• **SET TASK**:
Copy everything in the listing below word for word, apart from any images.

• **EXTRACTED INFORMATION**:

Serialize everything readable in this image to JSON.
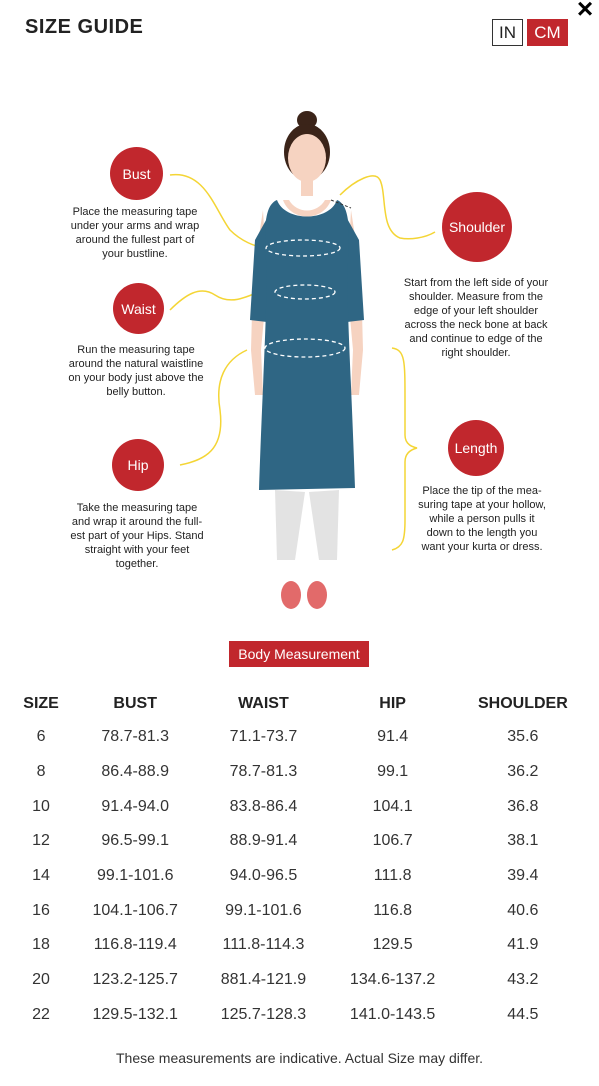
{
  "header": {
    "title": "SIZE GUIDE",
    "close_label": "×"
  },
  "units": {
    "in_label": "IN",
    "cm_label": "CM",
    "selected": "CM"
  },
  "colors": {
    "accent": "#c1272d",
    "dress": "#2f6684",
    "guide": "#f4d535"
  },
  "measurements": {
    "bust": {
      "label": "Bust",
      "desc": "Place the measuring tape under your arms and wrap around the fullest part of your bustline."
    },
    "waist": {
      "label": "Waist",
      "desc": "Run the measuring tape around the natural waistline on your body just above the belly button."
    },
    "hip": {
      "label": "Hip",
      "desc": "Take the measuring tape and wrap it around the full-est part of your Hips. Stand straight with your feet together."
    },
    "shoulder": {
      "label": "Shoulder",
      "desc": "Start from the left side of your shoulder. Measure from the edge of your left shoulder across the neck bone at back and continue to edge of the right shoulder."
    },
    "length": {
      "label": "Length",
      "desc": "Place the tip of the mea-suring tape at your hollow, while a person pulls it down to the length you want your kurta or dress."
    }
  },
  "table": {
    "badge": "Body Measurement",
    "headers": [
      "SIZE",
      "BUST",
      "WAIST",
      "HIP",
      "SHOULDER"
    ],
    "rows": [
      [
        "6",
        "78.7-81.3",
        "71.1-73.7",
        "91.4",
        "35.6"
      ],
      [
        "8",
        "86.4-88.9",
        "78.7-81.3",
        "99.1",
        "36.2"
      ],
      [
        "10",
        "91.4-94.0",
        "83.8-86.4",
        "104.1",
        "36.8"
      ],
      [
        "12",
        "96.5-99.1",
        "88.9-91.4",
        "106.7",
        "38.1"
      ],
      [
        "14",
        "99.1-101.6",
        "94.0-96.5",
        "111.8",
        "39.4"
      ],
      [
        "16",
        "104.1-106.7",
        "99.1-101.6",
        "116.8",
        "40.6"
      ],
      [
        "18",
        "116.8-119.4",
        "111.8-114.3",
        "129.5",
        "41.9"
      ],
      [
        "20",
        "123.2-125.7",
        "881.4-121.9",
        "134.6-137.2",
        "43.2"
      ],
      [
        "22",
        "129.5-132.1",
        "125.7-128.3",
        "141.0-143.5",
        "44.5"
      ]
    ]
  },
  "footer": {
    "note": "These measurements are indicative. Actual Size may differ."
  }
}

• **ANSWER BELOW**:
Serialize everything readable in this image to JSON.
{
  "header": {
    "title": "SIZE GUIDE",
    "close_label": "×"
  },
  "units": {
    "in_label": "IN",
    "cm_label": "CM",
    "selected": "CM"
  },
  "colors": {
    "accent": "#c1272d",
    "dress": "#2f6684",
    "guide": "#f4d535"
  },
  "measurements": {
    "bust": {
      "label": "Bust",
      "desc": "Place the measuring tape under your arms and wrap around the fullest part of your bustline."
    },
    "waist": {
      "label": "Waist",
      "desc": "Run the measuring tape around the natural waistline on your body just above the belly button."
    },
    "hip": {
      "label": "Hip",
      "desc": "Take the measuring tape and wrap it around the full-est part of your Hips. Stand straight with your feet together."
    },
    "shoulder": {
      "label": "Shoulder",
      "desc": "Start from the left side of your shoulder. Measure from the edge of your left shoulder across the neck bone at back and continue to edge of the right shoulder."
    },
    "length": {
      "label": "Length",
      "desc": "Place the tip of the mea-suring tape at your hollow, while a person pulls it down to the length you want your kurta or dress."
    }
  },
  "table": {
    "badge": "Body Measurement",
    "headers": [
      "SIZE",
      "BUST",
      "WAIST",
      "HIP",
      "SHOULDER"
    ],
    "rows": [
      [
        "6",
        "78.7-81.3",
        "71.1-73.7",
        "91.4",
        "35.6"
      ],
      [
        "8",
        "86.4-88.9",
        "78.7-81.3",
        "99.1",
        "36.2"
      ],
      [
        "10",
        "91.4-94.0",
        "83.8-86.4",
        "104.1",
        "36.8"
      ],
      [
        "12",
        "96.5-99.1",
        "88.9-91.4",
        "106.7",
        "38.1"
      ],
      [
        "14",
        "99.1-101.6",
        "94.0-96.5",
        "111.8",
        "39.4"
      ],
      [
        "16",
        "104.1-106.7",
        "99.1-101.6",
        "116.8",
        "40.6"
      ],
      [
        "18",
        "116.8-119.4",
        "111.8-114.3",
        "129.5",
        "41.9"
      ],
      [
        "20",
        "123.2-125.7",
        "881.4-121.9",
        "134.6-137.2",
        "43.2"
      ],
      [
        "22",
        "129.5-132.1",
        "125.7-128.3",
        "141.0-143.5",
        "44.5"
      ]
    ]
  },
  "footer": {
    "note": "These measurements are indicative. Actual Size may differ."
  }
}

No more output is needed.